MATERIAL FOR THIS EXERCISE —
Start

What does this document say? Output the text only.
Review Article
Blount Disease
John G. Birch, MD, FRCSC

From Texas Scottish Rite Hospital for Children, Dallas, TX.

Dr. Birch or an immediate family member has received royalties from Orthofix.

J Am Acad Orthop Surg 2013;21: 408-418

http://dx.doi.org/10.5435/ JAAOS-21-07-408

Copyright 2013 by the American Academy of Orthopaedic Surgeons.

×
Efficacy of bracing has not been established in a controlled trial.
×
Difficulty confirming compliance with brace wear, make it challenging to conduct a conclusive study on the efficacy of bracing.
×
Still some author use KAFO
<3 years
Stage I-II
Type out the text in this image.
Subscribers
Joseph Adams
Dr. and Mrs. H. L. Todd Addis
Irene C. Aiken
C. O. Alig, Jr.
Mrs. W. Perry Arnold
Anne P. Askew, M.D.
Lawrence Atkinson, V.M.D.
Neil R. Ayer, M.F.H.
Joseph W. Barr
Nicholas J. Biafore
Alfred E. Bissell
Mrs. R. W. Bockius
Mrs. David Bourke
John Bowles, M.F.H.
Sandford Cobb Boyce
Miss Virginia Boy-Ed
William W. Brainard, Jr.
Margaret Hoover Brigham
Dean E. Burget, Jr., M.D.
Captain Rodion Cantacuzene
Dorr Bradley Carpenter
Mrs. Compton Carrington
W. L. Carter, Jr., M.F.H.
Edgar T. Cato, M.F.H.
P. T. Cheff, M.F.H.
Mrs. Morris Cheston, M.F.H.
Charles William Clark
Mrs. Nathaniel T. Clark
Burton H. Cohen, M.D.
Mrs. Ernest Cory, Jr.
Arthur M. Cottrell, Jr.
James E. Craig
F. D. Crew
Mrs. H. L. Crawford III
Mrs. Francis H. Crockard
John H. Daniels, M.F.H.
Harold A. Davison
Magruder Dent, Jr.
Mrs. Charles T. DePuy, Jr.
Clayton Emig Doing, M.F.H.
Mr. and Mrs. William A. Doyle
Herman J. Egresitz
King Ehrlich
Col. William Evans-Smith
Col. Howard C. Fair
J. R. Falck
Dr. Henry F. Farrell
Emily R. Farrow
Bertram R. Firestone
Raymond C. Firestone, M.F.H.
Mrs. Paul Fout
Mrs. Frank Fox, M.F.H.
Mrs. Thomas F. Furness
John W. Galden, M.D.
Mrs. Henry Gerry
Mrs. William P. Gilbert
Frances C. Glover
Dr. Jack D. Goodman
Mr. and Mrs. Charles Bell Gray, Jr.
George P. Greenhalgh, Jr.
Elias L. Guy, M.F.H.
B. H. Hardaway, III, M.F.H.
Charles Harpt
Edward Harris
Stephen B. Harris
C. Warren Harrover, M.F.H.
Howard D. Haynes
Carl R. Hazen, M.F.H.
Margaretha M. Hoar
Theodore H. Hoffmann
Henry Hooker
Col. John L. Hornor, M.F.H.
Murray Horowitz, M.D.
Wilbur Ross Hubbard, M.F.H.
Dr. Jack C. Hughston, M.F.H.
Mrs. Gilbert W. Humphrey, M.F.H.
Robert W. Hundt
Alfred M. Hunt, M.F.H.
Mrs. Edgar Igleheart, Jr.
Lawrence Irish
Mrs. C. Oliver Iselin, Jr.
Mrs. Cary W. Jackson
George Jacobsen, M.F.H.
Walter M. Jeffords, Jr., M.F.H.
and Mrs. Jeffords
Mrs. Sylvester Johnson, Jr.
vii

End

Filter for "bracing". Return all lines that hold it.

Efficacy of bracing has not been established in a controlled trial.
Difficulty confirming compliance with brace wear, make it challenging to conduct a conclusive study on the efficacy of bracing.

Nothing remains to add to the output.